>> BEGIN DATASET EXCERPTS

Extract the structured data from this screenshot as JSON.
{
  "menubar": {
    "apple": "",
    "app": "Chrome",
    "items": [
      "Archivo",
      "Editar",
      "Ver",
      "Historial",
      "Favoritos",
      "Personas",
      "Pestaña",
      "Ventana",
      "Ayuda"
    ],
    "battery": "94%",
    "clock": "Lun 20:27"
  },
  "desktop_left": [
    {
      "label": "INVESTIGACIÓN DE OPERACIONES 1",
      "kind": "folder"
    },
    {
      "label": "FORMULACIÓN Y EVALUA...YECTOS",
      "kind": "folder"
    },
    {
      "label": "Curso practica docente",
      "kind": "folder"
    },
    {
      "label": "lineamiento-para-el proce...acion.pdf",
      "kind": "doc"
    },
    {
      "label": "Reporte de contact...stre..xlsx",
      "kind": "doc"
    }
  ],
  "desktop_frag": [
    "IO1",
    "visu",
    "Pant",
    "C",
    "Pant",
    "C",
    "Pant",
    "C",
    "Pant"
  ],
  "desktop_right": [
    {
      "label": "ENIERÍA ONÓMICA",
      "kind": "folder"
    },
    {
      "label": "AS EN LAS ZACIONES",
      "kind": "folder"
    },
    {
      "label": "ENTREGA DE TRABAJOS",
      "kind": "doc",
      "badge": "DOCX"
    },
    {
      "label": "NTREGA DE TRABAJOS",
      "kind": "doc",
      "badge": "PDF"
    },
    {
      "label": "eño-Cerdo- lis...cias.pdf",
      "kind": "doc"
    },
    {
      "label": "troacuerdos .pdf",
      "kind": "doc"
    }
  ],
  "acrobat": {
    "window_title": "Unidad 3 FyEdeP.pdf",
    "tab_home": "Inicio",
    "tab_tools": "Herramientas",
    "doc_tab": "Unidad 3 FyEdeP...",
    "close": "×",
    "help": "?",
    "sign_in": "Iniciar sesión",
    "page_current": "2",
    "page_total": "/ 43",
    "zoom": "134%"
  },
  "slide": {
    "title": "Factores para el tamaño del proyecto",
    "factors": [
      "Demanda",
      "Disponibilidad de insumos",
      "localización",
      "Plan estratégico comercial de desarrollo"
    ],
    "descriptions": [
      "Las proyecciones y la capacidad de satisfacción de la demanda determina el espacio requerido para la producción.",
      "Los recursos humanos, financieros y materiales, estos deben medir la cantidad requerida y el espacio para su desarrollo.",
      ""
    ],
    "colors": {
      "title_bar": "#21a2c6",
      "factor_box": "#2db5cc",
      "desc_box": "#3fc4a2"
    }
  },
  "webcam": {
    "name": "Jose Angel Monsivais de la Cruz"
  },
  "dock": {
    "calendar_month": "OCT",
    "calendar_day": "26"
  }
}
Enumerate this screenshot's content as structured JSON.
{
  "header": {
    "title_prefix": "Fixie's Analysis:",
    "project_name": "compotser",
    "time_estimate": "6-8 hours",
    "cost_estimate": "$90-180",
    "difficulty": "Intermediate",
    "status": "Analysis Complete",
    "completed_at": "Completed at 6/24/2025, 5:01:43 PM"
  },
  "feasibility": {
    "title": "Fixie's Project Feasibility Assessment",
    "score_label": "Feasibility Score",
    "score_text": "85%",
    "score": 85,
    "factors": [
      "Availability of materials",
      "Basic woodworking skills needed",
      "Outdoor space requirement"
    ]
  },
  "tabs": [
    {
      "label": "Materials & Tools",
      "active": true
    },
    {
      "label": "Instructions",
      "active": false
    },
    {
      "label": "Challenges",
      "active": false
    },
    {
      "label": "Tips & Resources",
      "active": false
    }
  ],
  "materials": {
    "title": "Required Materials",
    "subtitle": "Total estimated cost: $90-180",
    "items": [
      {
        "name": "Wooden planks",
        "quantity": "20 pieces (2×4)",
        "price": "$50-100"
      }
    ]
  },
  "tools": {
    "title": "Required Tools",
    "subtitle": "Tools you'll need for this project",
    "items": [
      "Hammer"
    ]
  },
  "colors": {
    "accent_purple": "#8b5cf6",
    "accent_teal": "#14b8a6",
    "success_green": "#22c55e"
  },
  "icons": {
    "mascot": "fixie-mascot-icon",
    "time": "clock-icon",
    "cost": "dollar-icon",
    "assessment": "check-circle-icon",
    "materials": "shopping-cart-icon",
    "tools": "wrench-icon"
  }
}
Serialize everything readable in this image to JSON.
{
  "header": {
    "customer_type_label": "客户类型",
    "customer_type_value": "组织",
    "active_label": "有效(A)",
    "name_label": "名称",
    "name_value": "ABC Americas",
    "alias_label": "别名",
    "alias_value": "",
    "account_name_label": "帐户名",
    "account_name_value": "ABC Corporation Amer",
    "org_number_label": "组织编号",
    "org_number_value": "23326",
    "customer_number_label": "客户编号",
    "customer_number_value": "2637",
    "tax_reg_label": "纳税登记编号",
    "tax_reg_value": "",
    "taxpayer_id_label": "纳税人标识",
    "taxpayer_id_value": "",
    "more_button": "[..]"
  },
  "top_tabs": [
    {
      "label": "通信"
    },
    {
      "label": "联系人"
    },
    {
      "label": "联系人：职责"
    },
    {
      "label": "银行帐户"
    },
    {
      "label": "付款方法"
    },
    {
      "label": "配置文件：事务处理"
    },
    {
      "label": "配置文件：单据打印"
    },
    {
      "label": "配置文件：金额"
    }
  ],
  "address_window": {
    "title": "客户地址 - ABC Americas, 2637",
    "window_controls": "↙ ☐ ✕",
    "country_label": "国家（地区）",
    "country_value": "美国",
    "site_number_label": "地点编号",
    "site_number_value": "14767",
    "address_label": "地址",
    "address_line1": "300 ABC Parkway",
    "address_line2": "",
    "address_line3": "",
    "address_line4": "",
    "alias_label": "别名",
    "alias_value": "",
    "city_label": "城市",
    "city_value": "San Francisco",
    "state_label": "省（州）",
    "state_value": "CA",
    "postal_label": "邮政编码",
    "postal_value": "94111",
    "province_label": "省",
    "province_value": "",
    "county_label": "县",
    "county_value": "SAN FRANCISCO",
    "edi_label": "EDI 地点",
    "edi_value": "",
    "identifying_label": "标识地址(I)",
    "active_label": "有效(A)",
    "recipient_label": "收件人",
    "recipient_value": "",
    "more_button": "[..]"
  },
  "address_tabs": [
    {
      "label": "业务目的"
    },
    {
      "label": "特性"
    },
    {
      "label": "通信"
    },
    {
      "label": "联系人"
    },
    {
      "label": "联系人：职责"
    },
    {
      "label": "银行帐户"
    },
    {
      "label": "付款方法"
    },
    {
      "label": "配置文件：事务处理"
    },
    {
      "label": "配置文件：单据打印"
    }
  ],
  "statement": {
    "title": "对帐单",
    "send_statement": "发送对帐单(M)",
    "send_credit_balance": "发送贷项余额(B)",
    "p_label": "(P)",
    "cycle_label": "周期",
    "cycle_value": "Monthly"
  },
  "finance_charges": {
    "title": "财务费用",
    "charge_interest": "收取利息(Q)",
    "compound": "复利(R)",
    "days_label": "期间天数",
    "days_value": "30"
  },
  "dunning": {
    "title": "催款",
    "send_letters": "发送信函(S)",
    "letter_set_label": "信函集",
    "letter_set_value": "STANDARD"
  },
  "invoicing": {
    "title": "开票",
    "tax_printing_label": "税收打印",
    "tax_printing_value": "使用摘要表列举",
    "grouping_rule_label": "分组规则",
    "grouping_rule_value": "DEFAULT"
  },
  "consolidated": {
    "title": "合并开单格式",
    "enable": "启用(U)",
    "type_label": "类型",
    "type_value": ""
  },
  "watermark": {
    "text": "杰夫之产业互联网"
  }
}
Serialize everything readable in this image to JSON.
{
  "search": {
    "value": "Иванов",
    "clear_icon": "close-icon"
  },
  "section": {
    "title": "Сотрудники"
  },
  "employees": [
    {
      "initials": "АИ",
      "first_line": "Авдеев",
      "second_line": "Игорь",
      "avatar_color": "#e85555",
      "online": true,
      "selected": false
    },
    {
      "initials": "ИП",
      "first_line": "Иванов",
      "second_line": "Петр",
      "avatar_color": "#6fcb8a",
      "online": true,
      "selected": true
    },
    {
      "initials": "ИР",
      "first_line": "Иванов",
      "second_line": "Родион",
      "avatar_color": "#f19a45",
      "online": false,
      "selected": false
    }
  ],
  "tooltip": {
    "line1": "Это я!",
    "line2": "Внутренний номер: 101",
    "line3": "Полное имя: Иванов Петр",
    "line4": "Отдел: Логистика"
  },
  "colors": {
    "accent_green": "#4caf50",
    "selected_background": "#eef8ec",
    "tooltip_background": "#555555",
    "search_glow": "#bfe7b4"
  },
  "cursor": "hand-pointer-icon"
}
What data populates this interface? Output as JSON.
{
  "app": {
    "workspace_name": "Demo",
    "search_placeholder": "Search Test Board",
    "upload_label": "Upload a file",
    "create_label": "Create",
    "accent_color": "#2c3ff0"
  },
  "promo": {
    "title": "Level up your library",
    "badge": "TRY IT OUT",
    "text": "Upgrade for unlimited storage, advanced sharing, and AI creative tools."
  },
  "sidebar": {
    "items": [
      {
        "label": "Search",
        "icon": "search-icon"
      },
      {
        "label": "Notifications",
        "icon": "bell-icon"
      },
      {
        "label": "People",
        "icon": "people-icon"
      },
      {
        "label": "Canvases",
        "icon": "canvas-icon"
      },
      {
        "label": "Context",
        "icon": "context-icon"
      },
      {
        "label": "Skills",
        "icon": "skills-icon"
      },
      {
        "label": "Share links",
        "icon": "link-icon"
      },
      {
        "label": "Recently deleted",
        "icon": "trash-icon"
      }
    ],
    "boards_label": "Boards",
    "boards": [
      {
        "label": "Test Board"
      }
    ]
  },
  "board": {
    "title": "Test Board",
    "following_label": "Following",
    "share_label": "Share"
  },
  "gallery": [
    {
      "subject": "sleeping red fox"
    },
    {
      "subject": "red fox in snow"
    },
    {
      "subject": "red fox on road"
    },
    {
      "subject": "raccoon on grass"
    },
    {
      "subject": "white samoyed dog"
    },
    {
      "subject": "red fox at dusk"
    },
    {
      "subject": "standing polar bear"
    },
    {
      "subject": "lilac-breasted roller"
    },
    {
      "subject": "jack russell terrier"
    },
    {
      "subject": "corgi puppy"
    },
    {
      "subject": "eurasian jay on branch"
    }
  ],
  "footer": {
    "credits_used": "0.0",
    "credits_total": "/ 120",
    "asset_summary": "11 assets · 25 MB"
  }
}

>> END DATASET EXCERPTS

**OBJECTIVE**
What is the number of lines in the records that contain the string "Иванов"? Give only that number.

**ANSWER FOR THIS EXERCISE**
4